» Passage:
□ □ □ □ □

Research
I am currently a PhD student in Computer Science at University of Wisconsin-Madison, advised by Prof. Tengyang Xie. My research focuses on reinforcement learning theory, AI agents, and LLM post-training. I am particularly interested in developing theoretical foundations and practical algorithms for intelligent systems.
My current research spans multiple exciting areas in AI and machine learning, with a focus on both theoretical understanding and practical applications. I am always open to collaborations and discussions about these topics.
Research Interests
- LLM Post-training
- AI Agent
- Reinforcement Learning
- Artificial Intelligence
Research Experience
Heuristic Exploration for Self-Improving Agentic Systems
Feb. 2025 – Present
University of Wisconsin-Madison
Work with Dr. Ching-An Cheng (Microsoft Research) and Prof. Tengyang Xie
- Established a handcrafted baseline agent for the benchmark and defined reproducible evaluation metrics.

□ □ □ □ □

Bounding box prediction data
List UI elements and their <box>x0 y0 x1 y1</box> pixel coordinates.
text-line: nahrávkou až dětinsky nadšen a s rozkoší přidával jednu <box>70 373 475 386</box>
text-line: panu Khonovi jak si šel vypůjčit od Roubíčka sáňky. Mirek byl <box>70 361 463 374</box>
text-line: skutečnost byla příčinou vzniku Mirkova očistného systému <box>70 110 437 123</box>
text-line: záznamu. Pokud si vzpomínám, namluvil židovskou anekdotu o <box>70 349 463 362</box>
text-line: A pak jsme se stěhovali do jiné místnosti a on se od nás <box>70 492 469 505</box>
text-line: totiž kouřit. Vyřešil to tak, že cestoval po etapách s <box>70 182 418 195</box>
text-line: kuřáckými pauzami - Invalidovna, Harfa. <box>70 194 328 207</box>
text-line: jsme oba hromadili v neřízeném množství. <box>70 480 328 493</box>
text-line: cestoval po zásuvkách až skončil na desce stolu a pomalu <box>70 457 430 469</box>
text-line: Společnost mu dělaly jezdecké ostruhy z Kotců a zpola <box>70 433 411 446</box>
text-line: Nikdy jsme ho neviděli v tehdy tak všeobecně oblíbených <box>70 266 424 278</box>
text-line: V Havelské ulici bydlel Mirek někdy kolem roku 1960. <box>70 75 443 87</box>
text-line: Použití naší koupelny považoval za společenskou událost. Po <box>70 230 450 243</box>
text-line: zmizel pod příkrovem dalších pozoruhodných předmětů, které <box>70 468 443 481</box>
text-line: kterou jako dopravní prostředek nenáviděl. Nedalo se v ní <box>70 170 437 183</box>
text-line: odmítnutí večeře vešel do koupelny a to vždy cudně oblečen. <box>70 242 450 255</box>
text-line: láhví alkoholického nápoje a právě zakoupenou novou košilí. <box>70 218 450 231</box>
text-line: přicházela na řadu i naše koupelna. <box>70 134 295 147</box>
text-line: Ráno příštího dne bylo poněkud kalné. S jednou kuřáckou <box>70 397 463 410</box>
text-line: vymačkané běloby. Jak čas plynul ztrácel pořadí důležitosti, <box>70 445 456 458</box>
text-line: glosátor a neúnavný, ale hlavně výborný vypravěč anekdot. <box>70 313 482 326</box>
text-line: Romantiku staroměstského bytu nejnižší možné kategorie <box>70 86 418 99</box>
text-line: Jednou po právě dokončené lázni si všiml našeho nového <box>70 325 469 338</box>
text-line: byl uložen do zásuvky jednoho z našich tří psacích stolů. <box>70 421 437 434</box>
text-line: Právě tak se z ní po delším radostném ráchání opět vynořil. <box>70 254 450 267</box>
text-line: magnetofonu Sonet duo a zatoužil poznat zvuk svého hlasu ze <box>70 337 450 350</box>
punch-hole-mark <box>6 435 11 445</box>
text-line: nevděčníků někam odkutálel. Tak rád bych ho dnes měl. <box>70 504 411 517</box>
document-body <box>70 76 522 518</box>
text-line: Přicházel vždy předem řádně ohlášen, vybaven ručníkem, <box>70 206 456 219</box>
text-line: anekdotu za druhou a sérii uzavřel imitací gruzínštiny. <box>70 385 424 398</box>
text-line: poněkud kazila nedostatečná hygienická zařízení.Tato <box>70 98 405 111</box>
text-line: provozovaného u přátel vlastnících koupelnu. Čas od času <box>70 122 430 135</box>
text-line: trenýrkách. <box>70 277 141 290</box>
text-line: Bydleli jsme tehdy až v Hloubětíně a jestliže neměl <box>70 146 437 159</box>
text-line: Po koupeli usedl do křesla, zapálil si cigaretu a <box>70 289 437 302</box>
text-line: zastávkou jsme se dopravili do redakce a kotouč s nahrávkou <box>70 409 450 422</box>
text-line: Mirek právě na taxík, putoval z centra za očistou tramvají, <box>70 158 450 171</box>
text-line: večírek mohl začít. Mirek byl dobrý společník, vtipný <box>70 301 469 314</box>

□ □ □ □ □

» Prompt 1:
Answer these questions using the research page.
(a) Who advises the author's PhD work at the University of Wisconsin-Madison?
(b) In what month and year did the work on heuristic exploration for self-improving agentic systems begin?
(c) Which organization is Dr. Ching-An Cheng listed with?
» Prompt 2:
Carry on the research page from its last bullet point.

» Your response 1:
(a) Prof. Tengyang Xie
(b) Feb. 2025
(c) Microsoft Research

» Your response 2:
- Integrated Microsoft’s Trace framework to automate structured prompt tuning and decision-logic optimization.
- Designed and implement novel meta search algorithms that exploit Trace to enhance the optimization process.
Offline Alignment for Language Models
Jan. 2024 – Present
University of Wisconsin-Madison
Advisor: Prof. Tengyang Xie
- Performed an in-depth literature review on offline reinforcement learning (RL) algorithms.
- Applied offline RL algorithms to enhance alignment in large language models (LLMs).
Offline Reinforcement Learning and Policy Evaluation Theory
Sept. 2024 – Present
University of Wisconsin-Madison
Advisor: Prof. Tengyang Xie
- Developed theoretical insights into value-based reinforcement learning (RL) algorithms.
- Theoretically analyzed estimation and approximation errors across various policy evaluation methods.
- Designed and conducted experiments to validate theoretical predictions.
Optimal Batched Linear Bandits
Aug. 2023 – Jan. 2024
Duke University
Advisor: Prof. Pan Xu (Department of Computer Science, Duke University)
- Devised an algorithm striving for asymptotic and non-asymptotic optimality in the linear bandits setting, an achievement previously unattained.
- Adapted the algorithm into a batched version with provable least batch complexity, extending applicability to common real-world problems.
- Confirmed the algorithm’s superiority over existing baseline methods through rigorous experimentation, showcasing its practical efficacy in linear bandits problems.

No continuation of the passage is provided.